EXERCISE TASK
Find every line in the records that holds the string "Origin". Copy each one.

◇ ◇ ◇ ◇ ◇

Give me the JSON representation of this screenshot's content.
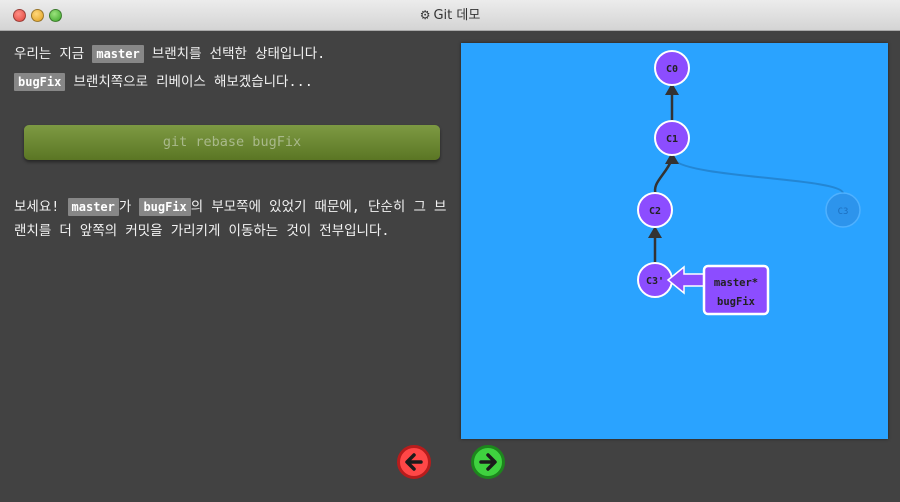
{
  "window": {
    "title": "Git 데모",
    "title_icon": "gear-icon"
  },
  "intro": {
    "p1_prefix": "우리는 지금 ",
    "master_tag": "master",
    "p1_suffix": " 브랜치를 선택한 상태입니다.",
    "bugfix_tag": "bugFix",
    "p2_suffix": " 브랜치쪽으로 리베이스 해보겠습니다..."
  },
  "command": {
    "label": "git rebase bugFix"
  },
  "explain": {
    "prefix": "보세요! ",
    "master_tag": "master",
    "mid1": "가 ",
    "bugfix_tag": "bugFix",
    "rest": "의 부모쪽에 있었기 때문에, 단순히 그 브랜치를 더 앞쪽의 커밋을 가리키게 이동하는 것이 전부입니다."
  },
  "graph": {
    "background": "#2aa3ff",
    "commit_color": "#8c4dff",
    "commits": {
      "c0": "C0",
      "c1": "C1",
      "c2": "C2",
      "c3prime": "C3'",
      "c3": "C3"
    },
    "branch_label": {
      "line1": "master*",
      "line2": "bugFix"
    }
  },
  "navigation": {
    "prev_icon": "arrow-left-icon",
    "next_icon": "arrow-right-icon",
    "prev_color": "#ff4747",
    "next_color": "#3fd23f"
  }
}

◇ ◇ ◇ ◇ ◇

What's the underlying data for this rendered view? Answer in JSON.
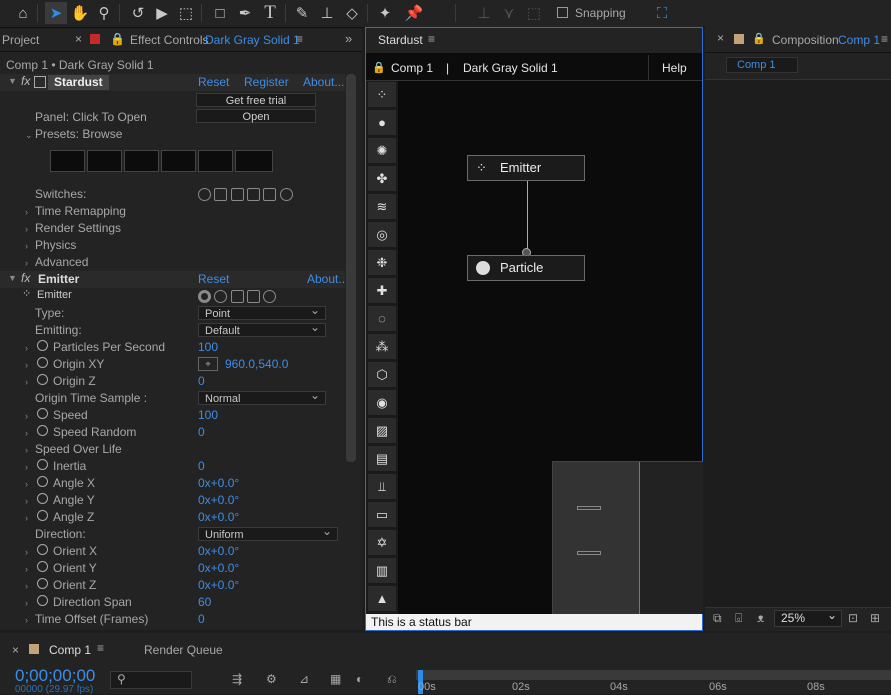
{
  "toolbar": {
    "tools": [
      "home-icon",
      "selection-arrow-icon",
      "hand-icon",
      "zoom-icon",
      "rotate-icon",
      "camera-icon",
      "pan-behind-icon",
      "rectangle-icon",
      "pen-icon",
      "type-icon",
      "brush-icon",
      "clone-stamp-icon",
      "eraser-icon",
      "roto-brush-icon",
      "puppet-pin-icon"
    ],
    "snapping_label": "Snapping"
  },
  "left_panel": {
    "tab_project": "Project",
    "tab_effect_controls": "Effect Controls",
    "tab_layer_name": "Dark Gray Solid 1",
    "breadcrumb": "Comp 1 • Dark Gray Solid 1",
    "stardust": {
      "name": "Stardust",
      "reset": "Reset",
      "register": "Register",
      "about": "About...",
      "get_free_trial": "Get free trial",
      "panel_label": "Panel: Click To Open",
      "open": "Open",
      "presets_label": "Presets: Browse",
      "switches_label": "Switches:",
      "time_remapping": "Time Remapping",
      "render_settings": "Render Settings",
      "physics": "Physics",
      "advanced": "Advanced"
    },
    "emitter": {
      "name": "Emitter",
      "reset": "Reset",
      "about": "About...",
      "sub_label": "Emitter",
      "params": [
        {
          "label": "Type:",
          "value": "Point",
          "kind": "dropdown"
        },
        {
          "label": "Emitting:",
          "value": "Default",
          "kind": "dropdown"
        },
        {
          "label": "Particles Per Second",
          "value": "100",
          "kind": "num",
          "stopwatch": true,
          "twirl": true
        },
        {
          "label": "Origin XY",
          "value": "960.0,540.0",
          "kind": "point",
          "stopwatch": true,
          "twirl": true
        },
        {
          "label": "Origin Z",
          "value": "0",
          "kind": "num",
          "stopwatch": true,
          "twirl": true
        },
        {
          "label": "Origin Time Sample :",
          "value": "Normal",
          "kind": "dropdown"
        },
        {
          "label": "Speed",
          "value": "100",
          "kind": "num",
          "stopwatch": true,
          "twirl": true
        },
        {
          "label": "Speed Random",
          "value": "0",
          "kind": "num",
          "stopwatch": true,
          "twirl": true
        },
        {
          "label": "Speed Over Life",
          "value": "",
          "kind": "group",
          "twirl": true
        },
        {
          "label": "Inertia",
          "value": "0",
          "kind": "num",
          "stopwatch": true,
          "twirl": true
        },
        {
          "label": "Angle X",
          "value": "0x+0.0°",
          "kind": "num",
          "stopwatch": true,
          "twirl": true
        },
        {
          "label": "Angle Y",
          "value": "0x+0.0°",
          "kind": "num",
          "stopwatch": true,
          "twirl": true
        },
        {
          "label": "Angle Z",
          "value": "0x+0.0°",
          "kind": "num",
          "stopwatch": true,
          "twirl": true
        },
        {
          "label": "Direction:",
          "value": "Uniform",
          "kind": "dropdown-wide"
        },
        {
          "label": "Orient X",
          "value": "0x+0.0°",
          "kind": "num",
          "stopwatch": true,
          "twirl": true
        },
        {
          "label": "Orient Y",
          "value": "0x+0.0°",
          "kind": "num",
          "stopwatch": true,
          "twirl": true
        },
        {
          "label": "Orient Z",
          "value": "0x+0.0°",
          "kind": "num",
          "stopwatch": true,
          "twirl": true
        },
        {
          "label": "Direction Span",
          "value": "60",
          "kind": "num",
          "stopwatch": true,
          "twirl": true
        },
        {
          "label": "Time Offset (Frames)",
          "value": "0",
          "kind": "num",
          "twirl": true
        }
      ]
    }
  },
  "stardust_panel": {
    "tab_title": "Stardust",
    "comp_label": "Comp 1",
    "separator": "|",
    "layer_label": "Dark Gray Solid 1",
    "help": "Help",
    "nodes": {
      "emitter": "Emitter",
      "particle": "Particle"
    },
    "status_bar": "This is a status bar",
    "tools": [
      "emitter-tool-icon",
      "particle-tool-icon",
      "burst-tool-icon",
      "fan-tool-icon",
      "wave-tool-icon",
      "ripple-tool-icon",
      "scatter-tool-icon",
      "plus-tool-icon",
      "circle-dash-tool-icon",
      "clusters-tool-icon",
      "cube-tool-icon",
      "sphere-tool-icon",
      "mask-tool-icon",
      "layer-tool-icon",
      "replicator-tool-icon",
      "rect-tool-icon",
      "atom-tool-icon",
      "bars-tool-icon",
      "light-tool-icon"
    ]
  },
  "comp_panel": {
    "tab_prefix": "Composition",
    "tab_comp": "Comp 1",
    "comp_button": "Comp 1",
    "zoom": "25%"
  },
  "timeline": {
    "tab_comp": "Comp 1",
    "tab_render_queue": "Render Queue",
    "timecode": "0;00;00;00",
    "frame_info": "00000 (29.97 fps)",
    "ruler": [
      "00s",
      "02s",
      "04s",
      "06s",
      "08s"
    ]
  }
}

◇ ◇ ◇ ◇ ◇

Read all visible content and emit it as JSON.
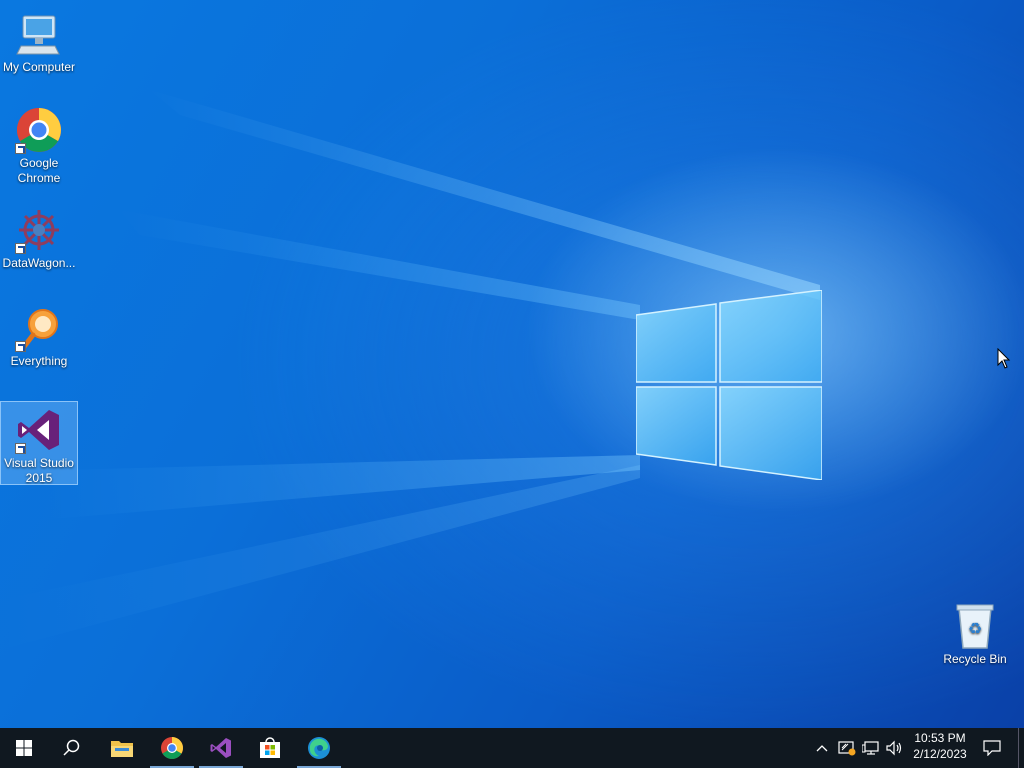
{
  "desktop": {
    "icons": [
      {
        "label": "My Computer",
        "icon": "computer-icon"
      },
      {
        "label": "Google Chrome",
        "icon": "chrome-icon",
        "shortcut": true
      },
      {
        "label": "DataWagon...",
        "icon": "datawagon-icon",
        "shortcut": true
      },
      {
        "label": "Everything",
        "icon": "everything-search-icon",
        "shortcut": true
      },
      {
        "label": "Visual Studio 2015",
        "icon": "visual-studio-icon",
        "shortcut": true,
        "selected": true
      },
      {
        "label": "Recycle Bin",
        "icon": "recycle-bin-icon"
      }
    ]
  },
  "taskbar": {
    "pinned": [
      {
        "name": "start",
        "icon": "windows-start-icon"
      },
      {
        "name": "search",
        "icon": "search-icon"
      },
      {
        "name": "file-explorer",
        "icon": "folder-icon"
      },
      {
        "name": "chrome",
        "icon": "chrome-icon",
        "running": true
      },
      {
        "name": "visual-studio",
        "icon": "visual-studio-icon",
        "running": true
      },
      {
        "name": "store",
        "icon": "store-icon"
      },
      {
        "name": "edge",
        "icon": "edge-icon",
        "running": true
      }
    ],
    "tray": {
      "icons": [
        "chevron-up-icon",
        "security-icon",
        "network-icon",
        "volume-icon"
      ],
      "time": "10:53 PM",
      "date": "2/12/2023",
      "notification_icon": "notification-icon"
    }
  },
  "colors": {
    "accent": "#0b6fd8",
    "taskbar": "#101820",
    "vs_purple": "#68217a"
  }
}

◇ ◇ ◇ ◇ ◇

TASK RESPONSE
          "label": "Origin XY",
          "label": "Origin Z",
          "label": "Origin Time Sample :",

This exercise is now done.